Saved entries
+---+

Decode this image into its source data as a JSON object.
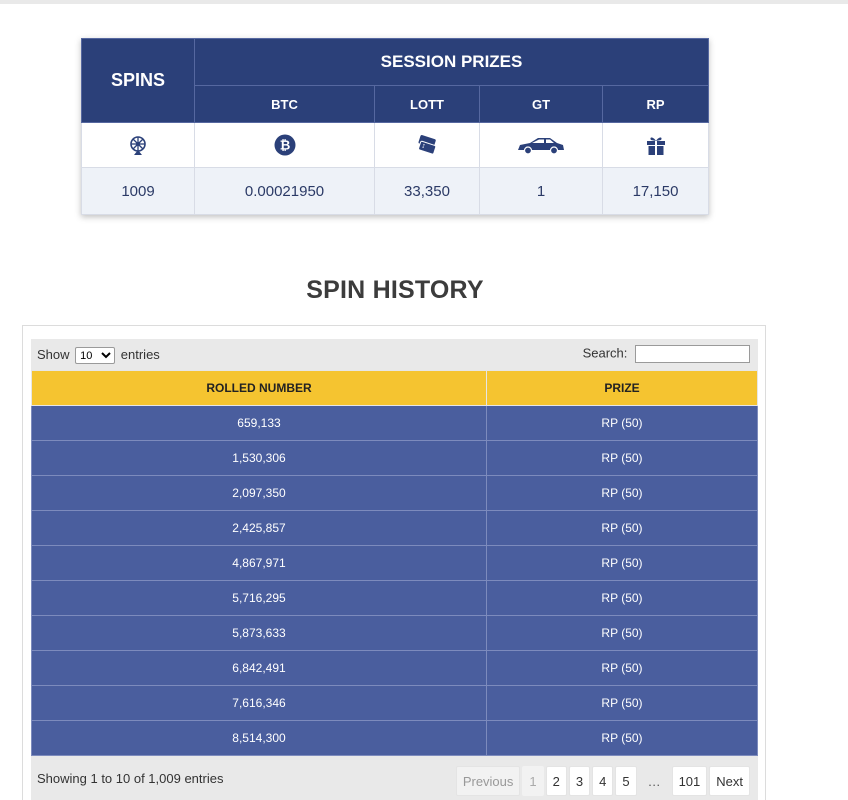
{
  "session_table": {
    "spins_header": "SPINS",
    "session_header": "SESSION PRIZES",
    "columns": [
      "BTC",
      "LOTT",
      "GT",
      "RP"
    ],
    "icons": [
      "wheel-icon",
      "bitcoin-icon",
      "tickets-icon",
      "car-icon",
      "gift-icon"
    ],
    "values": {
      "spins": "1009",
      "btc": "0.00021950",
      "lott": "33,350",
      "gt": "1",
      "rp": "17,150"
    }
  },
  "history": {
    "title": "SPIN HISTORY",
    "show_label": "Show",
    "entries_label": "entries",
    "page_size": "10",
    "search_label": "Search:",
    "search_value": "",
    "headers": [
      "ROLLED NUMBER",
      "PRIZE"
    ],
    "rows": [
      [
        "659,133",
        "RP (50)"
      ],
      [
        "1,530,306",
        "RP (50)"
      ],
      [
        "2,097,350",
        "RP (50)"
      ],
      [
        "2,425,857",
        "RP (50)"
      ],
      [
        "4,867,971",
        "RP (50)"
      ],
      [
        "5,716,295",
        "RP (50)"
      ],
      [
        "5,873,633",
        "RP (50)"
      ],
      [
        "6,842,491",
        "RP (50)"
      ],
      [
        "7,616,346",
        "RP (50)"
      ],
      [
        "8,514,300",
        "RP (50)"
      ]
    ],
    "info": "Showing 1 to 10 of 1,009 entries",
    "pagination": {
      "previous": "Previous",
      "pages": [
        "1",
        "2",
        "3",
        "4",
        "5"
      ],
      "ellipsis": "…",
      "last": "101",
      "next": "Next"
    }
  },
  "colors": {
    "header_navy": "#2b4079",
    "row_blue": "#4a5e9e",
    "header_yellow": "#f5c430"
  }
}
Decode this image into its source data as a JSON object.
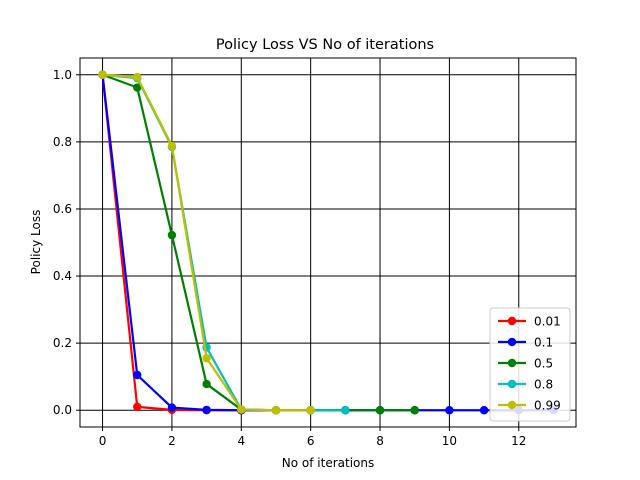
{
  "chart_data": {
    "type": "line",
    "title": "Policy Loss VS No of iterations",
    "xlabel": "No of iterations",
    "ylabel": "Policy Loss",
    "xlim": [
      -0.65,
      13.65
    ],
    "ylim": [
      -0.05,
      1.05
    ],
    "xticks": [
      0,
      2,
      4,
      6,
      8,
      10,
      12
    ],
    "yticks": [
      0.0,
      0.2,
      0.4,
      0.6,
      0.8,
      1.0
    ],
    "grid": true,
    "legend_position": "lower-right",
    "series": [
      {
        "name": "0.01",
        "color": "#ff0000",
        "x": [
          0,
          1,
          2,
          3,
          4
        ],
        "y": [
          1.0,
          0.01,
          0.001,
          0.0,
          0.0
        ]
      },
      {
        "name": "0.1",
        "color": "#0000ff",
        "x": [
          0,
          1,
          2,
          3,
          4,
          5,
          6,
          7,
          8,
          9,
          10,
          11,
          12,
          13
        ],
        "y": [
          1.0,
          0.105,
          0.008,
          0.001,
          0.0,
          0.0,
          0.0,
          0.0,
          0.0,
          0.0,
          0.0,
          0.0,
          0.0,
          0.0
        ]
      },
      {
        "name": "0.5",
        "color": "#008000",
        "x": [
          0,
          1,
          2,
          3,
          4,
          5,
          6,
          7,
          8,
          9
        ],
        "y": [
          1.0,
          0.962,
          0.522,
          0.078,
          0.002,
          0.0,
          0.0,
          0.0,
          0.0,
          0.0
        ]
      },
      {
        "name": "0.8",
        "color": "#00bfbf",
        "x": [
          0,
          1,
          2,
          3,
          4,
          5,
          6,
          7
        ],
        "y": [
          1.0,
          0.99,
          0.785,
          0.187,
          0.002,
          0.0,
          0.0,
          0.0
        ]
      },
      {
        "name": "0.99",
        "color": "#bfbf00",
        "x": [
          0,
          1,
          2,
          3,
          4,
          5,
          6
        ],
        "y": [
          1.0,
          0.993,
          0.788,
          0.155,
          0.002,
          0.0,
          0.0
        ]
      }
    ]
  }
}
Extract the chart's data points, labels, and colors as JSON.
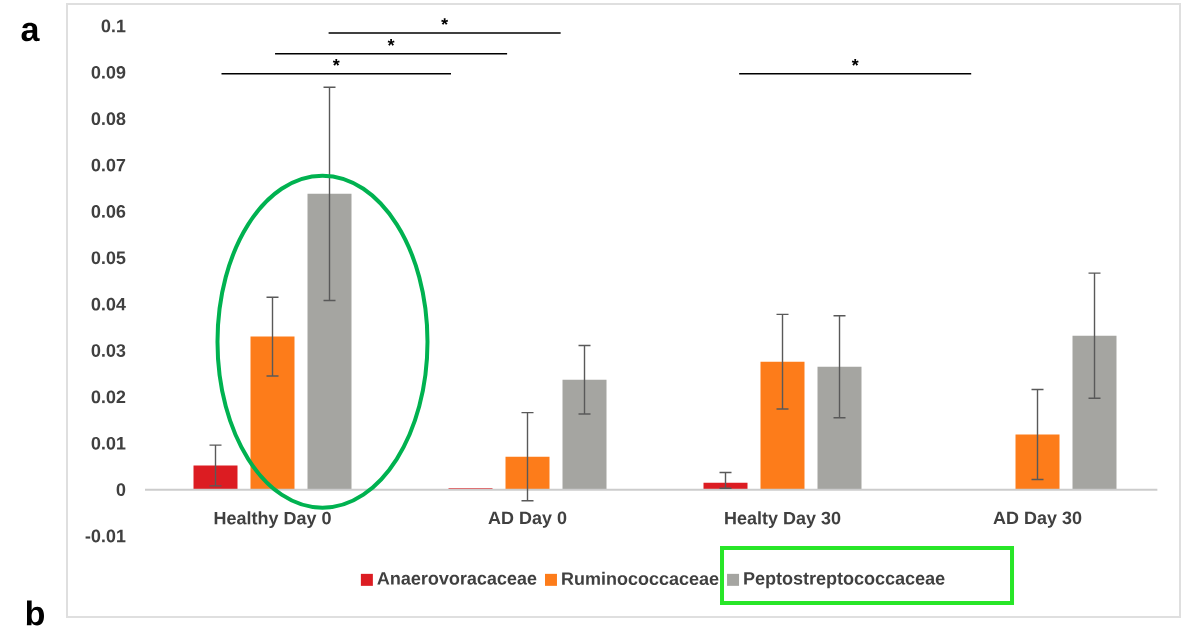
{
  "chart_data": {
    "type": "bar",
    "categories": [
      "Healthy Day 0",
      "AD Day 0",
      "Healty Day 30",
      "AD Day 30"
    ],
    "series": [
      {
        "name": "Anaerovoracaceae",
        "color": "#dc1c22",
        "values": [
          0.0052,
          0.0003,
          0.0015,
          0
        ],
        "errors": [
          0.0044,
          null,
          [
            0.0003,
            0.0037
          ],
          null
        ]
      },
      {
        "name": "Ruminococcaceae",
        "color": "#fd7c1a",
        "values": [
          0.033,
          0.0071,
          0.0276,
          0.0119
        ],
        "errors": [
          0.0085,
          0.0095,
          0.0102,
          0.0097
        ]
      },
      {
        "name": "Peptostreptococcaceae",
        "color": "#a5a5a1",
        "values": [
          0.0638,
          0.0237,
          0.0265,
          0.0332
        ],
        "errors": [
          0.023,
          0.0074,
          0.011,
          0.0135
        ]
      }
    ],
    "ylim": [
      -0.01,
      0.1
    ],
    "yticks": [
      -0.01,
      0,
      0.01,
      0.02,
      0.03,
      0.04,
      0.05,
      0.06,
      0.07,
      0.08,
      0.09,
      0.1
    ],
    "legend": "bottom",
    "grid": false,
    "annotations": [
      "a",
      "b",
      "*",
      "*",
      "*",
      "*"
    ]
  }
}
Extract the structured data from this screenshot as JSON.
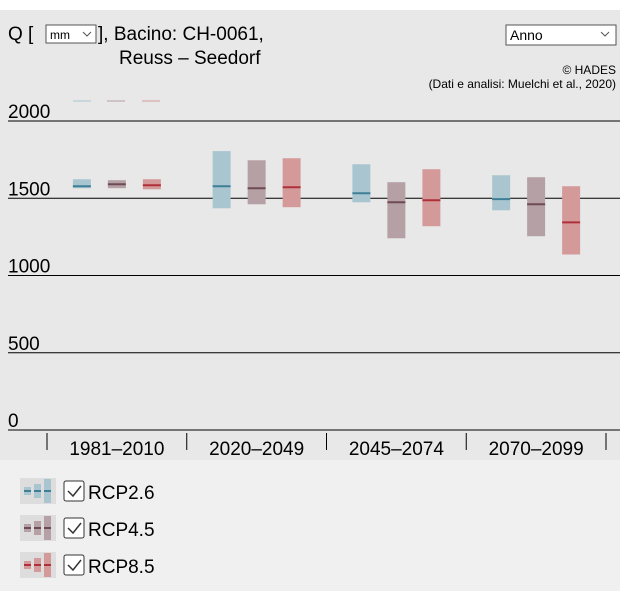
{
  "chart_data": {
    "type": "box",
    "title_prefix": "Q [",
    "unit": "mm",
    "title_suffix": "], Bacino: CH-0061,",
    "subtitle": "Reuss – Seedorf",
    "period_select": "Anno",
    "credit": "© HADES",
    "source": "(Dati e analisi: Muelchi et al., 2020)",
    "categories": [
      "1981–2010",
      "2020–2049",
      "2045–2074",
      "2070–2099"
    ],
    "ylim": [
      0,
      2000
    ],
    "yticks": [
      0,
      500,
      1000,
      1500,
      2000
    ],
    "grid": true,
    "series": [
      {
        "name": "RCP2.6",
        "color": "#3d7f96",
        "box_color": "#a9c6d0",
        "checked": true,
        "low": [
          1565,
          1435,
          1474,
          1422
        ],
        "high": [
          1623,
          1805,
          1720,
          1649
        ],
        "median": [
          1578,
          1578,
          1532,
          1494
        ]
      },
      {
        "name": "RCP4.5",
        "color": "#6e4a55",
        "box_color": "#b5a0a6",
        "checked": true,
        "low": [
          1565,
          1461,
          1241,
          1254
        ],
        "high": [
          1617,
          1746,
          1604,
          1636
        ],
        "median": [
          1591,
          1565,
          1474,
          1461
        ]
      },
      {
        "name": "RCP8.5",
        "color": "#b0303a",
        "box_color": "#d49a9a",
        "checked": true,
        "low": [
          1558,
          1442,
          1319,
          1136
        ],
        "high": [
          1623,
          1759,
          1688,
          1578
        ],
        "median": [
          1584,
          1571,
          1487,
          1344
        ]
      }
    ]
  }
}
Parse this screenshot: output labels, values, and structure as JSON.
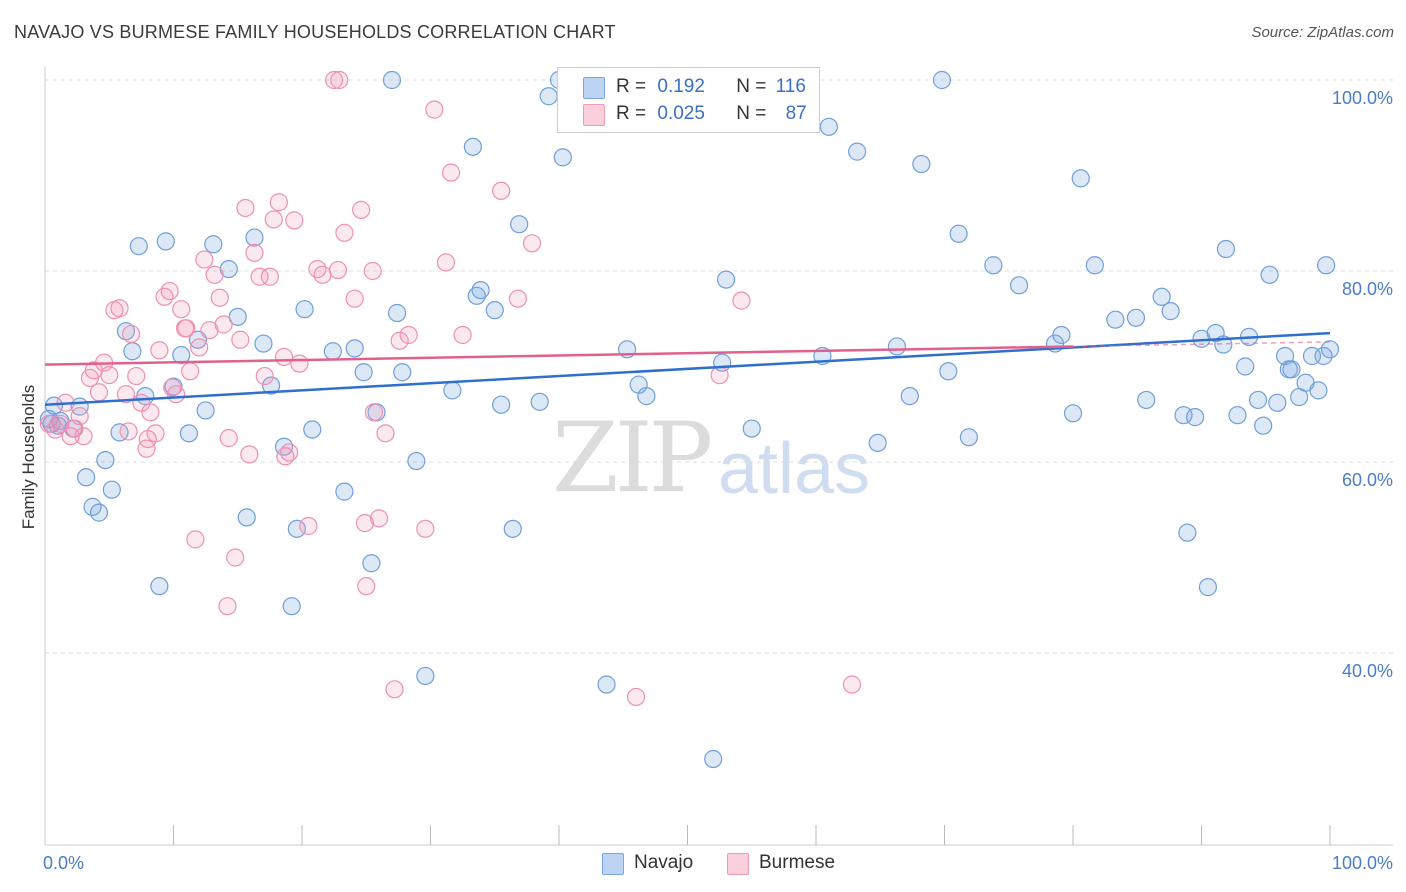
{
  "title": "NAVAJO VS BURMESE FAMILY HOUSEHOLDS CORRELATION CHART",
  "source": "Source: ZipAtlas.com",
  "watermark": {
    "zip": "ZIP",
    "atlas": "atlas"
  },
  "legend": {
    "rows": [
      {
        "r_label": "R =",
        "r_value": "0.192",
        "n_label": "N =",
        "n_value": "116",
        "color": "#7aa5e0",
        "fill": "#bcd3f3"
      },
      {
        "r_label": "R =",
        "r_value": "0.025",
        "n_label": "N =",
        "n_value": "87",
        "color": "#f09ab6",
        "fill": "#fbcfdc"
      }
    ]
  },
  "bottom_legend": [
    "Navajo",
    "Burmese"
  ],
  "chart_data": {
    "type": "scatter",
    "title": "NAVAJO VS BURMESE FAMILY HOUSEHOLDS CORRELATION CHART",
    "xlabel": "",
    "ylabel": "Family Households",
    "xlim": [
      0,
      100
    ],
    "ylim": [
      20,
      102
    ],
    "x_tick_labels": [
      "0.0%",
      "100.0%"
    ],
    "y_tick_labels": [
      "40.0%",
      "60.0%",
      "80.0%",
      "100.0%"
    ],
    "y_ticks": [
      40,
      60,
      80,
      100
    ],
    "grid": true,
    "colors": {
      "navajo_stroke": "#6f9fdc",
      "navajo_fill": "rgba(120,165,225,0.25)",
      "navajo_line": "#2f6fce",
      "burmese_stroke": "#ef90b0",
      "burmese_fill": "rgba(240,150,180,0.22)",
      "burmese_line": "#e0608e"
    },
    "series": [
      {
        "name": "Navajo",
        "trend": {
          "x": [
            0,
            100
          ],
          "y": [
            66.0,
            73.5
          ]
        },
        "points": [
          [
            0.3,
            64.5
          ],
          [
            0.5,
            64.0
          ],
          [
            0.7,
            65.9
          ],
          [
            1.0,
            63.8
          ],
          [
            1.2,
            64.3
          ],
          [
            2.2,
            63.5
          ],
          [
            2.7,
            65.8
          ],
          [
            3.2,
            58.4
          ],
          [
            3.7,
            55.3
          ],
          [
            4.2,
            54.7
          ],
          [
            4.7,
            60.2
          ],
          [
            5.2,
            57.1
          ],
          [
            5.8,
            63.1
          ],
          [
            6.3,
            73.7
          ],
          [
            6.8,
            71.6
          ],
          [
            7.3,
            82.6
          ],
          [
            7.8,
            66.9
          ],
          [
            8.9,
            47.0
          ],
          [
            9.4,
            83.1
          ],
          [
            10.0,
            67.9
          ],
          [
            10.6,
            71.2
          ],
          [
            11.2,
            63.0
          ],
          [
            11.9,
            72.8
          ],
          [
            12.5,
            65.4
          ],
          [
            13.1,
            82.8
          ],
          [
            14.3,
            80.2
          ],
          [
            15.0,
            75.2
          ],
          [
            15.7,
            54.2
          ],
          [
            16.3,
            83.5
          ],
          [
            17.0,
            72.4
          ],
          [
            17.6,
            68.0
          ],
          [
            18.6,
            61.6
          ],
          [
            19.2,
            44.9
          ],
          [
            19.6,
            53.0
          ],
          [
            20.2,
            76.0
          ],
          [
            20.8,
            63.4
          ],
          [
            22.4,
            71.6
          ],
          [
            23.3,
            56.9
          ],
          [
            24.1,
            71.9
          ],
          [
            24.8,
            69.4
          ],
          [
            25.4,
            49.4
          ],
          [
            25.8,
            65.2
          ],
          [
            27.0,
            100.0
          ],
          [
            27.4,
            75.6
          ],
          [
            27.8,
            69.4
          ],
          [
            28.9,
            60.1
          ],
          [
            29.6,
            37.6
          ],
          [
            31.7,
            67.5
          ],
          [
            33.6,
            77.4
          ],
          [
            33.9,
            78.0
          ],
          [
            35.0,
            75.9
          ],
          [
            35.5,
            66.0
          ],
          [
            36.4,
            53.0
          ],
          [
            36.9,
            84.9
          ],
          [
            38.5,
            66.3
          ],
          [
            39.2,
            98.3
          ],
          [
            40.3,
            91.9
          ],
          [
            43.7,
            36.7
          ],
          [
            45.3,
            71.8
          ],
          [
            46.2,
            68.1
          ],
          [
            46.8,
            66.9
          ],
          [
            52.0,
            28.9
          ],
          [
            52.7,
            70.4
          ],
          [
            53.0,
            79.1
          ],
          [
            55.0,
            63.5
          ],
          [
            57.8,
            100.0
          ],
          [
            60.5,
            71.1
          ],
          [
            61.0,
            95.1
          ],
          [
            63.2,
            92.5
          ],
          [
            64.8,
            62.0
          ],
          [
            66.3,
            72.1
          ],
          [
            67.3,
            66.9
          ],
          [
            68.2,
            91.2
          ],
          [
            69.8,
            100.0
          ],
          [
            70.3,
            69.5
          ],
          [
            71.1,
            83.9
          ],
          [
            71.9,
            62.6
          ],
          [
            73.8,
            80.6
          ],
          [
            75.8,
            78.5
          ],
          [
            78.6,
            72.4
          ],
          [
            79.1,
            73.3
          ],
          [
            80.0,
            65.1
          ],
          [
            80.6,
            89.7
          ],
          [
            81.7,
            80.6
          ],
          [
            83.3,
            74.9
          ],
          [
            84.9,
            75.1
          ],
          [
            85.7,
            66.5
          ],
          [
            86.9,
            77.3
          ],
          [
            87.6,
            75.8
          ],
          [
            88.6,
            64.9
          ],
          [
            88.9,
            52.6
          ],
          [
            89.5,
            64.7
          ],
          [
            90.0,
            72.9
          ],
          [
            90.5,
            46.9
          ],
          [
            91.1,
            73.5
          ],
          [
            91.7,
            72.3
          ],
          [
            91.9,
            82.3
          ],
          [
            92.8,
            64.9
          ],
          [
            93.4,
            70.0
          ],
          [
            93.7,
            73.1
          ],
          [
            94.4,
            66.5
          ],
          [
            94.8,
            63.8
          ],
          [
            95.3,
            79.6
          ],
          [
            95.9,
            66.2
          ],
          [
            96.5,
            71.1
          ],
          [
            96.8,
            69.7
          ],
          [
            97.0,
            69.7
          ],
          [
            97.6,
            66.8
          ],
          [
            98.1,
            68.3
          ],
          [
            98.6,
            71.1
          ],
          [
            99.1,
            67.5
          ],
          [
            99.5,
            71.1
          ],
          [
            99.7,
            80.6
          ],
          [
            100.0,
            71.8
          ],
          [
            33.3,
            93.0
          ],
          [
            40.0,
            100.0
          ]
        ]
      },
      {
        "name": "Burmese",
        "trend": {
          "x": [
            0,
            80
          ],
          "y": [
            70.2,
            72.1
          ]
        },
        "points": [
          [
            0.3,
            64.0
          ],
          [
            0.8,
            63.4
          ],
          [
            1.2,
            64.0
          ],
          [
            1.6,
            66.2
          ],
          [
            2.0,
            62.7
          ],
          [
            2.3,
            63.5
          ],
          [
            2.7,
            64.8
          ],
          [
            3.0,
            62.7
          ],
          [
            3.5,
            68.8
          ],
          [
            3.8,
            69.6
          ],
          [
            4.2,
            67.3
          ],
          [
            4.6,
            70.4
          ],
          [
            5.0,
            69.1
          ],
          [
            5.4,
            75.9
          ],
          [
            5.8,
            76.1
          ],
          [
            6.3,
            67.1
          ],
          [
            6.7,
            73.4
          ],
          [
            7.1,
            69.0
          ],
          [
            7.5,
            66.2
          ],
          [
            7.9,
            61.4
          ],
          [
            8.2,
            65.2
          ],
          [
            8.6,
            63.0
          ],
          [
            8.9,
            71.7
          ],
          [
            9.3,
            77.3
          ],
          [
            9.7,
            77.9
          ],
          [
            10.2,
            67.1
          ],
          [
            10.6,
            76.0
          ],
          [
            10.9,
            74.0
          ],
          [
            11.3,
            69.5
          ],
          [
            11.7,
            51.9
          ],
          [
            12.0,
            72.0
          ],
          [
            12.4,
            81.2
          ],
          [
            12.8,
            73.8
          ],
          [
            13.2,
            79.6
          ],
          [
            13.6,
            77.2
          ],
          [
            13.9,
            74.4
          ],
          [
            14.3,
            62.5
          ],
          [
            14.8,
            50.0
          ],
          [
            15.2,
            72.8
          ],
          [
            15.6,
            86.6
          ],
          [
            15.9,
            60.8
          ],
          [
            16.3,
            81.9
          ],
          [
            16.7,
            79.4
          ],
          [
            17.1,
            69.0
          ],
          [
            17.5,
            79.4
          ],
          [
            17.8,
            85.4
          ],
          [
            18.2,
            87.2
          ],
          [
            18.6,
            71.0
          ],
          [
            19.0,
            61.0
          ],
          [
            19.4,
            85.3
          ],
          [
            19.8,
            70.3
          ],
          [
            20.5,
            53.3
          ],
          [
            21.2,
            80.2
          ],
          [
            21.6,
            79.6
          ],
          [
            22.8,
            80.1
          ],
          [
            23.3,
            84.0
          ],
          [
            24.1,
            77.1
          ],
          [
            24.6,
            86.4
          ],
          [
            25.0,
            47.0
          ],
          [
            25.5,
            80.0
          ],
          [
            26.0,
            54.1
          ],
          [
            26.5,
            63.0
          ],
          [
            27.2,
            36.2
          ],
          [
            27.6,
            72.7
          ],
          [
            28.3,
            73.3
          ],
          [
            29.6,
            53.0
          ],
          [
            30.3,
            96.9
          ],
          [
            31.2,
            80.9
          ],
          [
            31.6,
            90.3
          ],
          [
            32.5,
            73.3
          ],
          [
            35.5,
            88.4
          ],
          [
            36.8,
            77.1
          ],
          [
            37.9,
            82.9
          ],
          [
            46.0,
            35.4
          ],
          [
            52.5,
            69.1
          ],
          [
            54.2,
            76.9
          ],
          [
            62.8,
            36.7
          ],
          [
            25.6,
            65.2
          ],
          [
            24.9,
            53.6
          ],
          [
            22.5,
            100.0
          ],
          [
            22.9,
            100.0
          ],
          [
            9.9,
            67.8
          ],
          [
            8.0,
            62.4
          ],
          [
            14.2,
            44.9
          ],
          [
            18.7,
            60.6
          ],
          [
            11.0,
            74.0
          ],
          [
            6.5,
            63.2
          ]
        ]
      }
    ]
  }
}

+---+

### Exercise requirements
Collect from the data above every line that includes "Extract".

### Answer for this exercise
Extract the chart's data points, labels, and colors as JSON.
Extract the structured data from this screenshot as JSON.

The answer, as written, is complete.